Write out each line word for word. Drop pictures.
%%
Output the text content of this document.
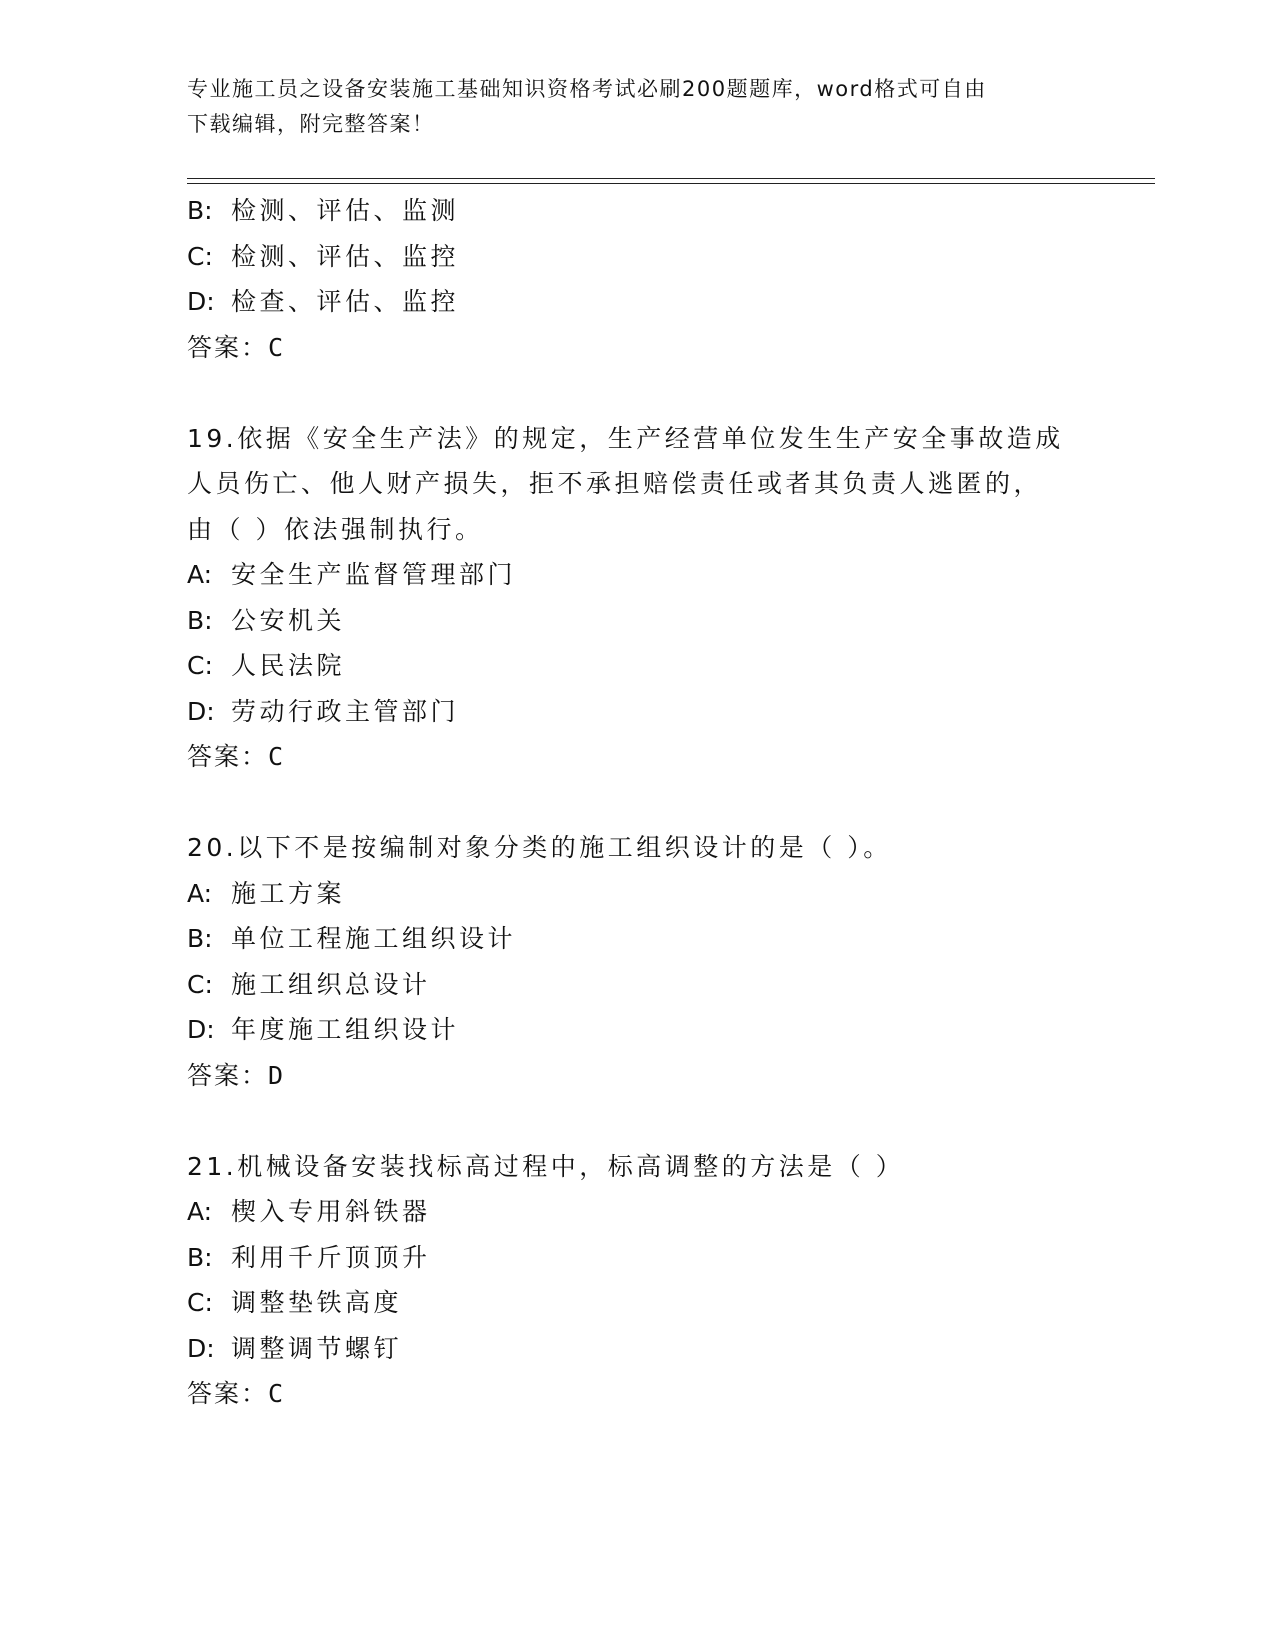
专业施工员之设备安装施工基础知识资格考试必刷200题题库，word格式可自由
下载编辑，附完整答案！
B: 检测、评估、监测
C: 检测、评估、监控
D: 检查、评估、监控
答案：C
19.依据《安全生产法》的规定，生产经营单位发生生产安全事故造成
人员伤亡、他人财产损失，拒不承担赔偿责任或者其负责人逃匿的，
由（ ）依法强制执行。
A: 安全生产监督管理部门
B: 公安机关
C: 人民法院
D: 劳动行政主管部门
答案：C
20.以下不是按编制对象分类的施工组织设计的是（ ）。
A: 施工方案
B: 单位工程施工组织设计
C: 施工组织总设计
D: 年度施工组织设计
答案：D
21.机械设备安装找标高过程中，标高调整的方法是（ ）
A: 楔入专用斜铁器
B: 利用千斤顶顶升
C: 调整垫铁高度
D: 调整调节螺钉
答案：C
%%
Reply
Output the text content of this document.
专业施工员之设备安装施工基础知识资格考试必刷200题题库，word格式可自由
下载编辑，附完整答案！
B: 检测、评估、监测
C: 检测、评估、监控
D: 检查、评估、监控
答案：C
19.依据《安全生产法》的规定，生产经营单位发生生产安全事故造成
人员伤亡、他人财产损失，拒不承担赔偿责任或者其负责人逃匿的，
由（ ）依法强制执行。
A: 安全生产监督管理部门
B: 公安机关
C: 人民法院
D: 劳动行政主管部门
答案：C
20.以下不是按编制对象分类的施工组织设计的是（ ）。
A: 施工方案
B: 单位工程施工组织设计
C: 施工组织总设计
D: 年度施工组织设计
答案：D
21.机械设备安装找标高过程中，标高调整的方法是（ ）
A: 楔入专用斜铁器
B: 利用千斤顶顶升
C: 调整垫铁高度
D: 调整调节螺钉
答案：C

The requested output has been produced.